Recorded data

▬▬▬▬▬▬▬▬▬▬

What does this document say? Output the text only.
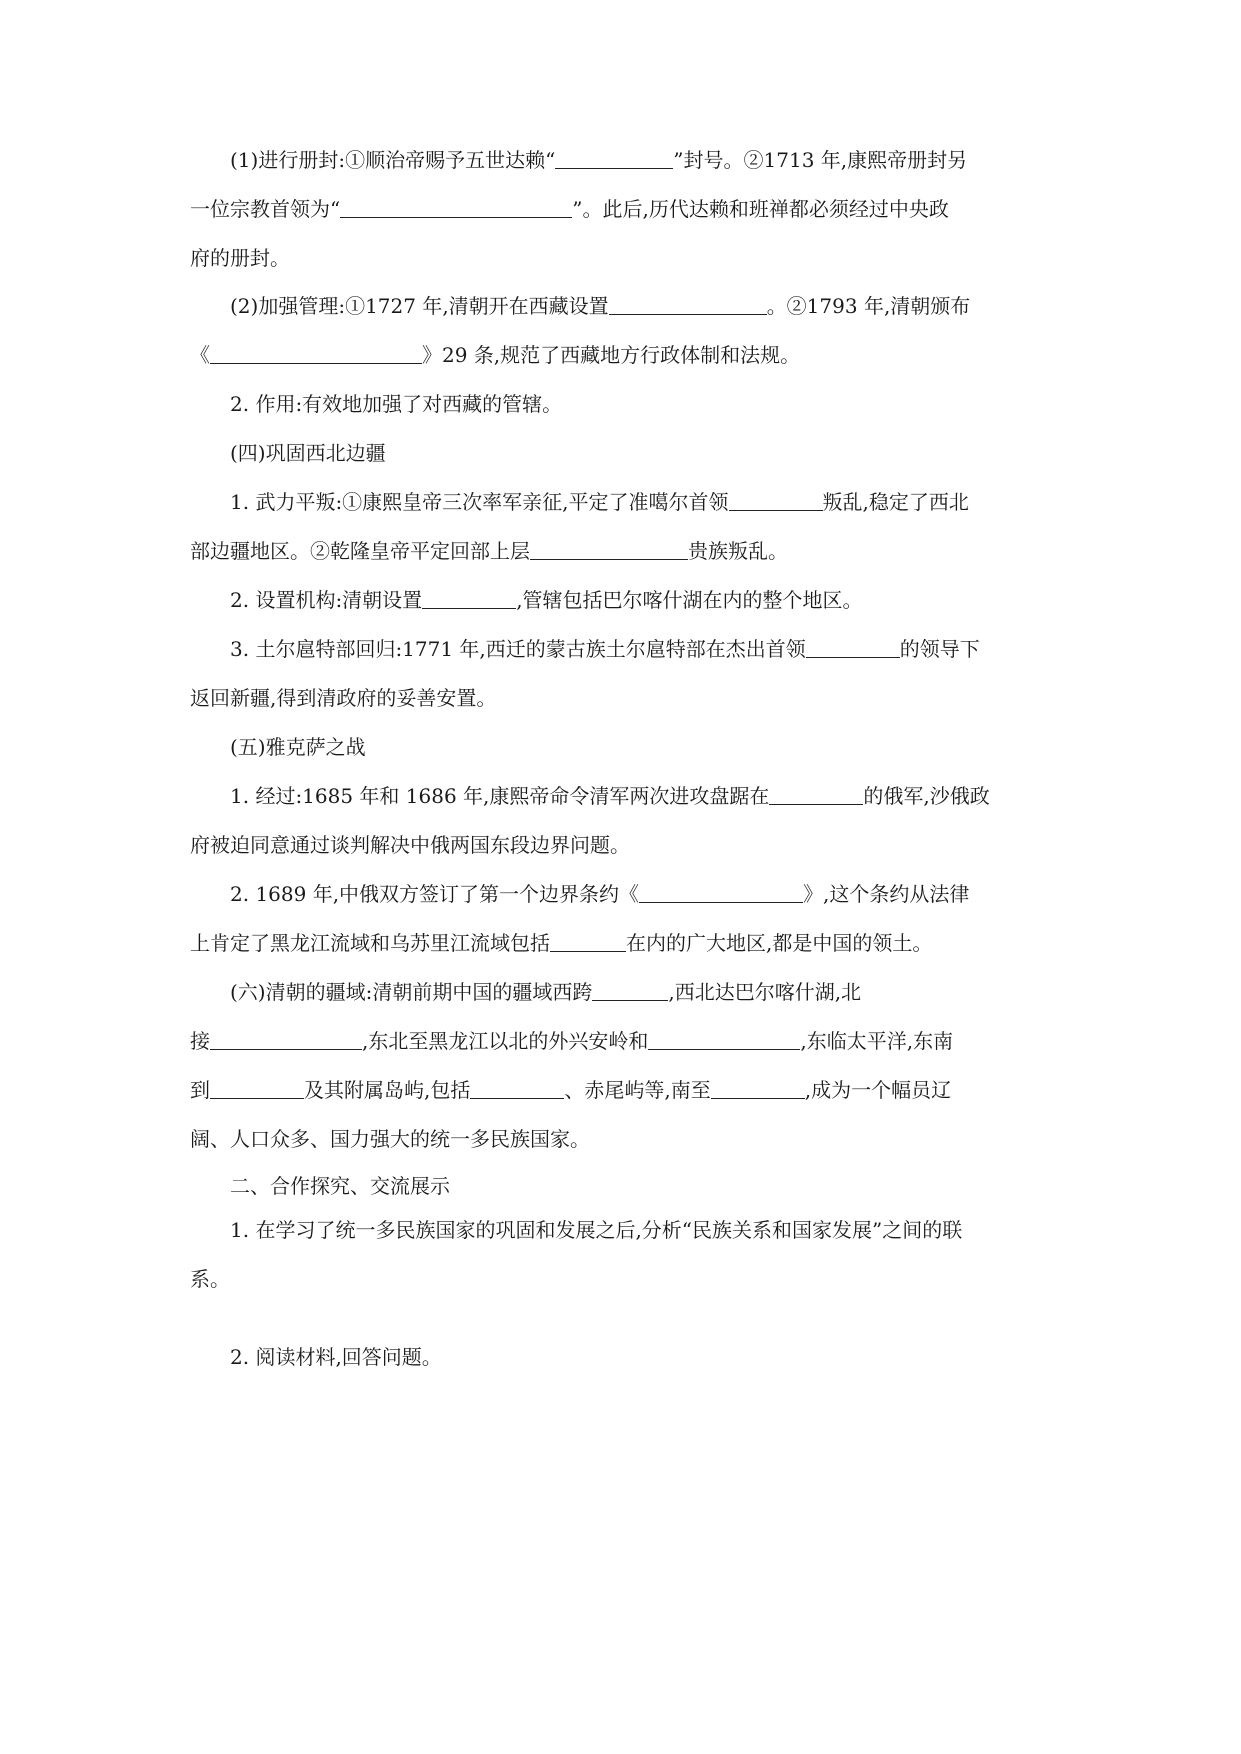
(1)进行册封:①顺治帝赐予五世达赖“	”封号。②1713 年,康熙帝册封另
一位宗教首领为“	”。此后,历代达赖和班禅都必须经过中央政
府的册封。
(2)加强管理:①1727 年,清朝开在西藏设置	。②1793 年,清朝颁布
《	》29 条,规范了西藏地方行政体制和法规。
2. 作用:有效地加强了对西藏的管辖。
(四)巩固西北边疆
1. 武力平叛:①康熙皇帝三次率军亲征,平定了准噶尔首领	叛乱,稳定了西北
部边疆地区。②乾隆皇帝平定回部上层	贵族叛乱。
2. 设置机构:清朝设置	,管辖包括巴尔喀什湖在内的整个地区。
3. 土尔扈特部回归:1771 年,西迁的蒙古族土尔扈特部在杰出首领	的领导下
返回新疆,得到清政府的妥善安置。
(五)雅克萨之战
1. 经过:1685 年和 1686 年,康熙帝命令清军两次进攻盘踞在	的俄军,沙俄政
府被迫同意通过谈判解决中俄两国东段边界问题。
2. 1689 年,中俄双方签订了第一个边界条约《	》,这个条约从法律
上肯定了黑龙江流域和乌苏里江流域包括	在内的广大地区,都是中国的领土。
(六)清朝的疆域:清朝前期中国的疆域西跨	,西北达巴尔喀什湖,北
接	,东北至黑龙江以北的外兴安岭和	,东临太平洋,东南
到	及其附属岛屿,包括	、赤尾屿等,南至	,成为一个幅员辽
阔、人口众多、国力强大的统一多民族国家。
二、合作探究、交流展示
1. 在学习了统一多民族国家的巩固和发展之后,分析“民族关系和国家发展”之间的联
系。
2. 阅读材料,回答问题。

▬▬▬▬▬▬▬▬▬▬

**WORK TO COMPLETE:**
Restate the whole listing above exactly, please, omitting every image.

**FULL ANSWER:**
What does this document say? Output the text only.
(1)进行册封:①顺治帝赐予五世达赖“	”封号。②1713 年,康熙帝册封另
一位宗教首领为“	”。此后,历代达赖和班禅都必须经过中央政
府的册封。
(2)加强管理:①1727 年,清朝开在西藏设置	。②1793 年,清朝颁布
《	》29 条,规范了西藏地方行政体制和法规。
2. 作用:有效地加强了对西藏的管辖。
(四)巩固西北边疆
1. 武力平叛:①康熙皇帝三次率军亲征,平定了准噶尔首领	叛乱,稳定了西北
部边疆地区。②乾隆皇帝平定回部上层	贵族叛乱。
2. 设置机构:清朝设置	,管辖包括巴尔喀什湖在内的整个地区。
3. 土尔扈特部回归:1771 年,西迁的蒙古族土尔扈特部在杰出首领	的领导下
返回新疆,得到清政府的妥善安置。
(五)雅克萨之战
1. 经过:1685 年和 1686 年,康熙帝命令清军两次进攻盘踞在	的俄军,沙俄政
府被迫同意通过谈判解决中俄两国东段边界问题。
2. 1689 年,中俄双方签订了第一个边界条约《	》,这个条约从法律
上肯定了黑龙江流域和乌苏里江流域包括	在内的广大地区,都是中国的领土。
(六)清朝的疆域:清朝前期中国的疆域西跨	,西北达巴尔喀什湖,北
接	,东北至黑龙江以北的外兴安岭和	,东临太平洋,东南
到	及其附属岛屿,包括	、赤尾屿等,南至	,成为一个幅员辽
阔、人口众多、国力强大的统一多民族国家。
二、合作探究、交流展示
1. 在学习了统一多民族国家的巩固和发展之后,分析“民族关系和国家发展”之间的联
系。
2. 阅读材料,回答问题。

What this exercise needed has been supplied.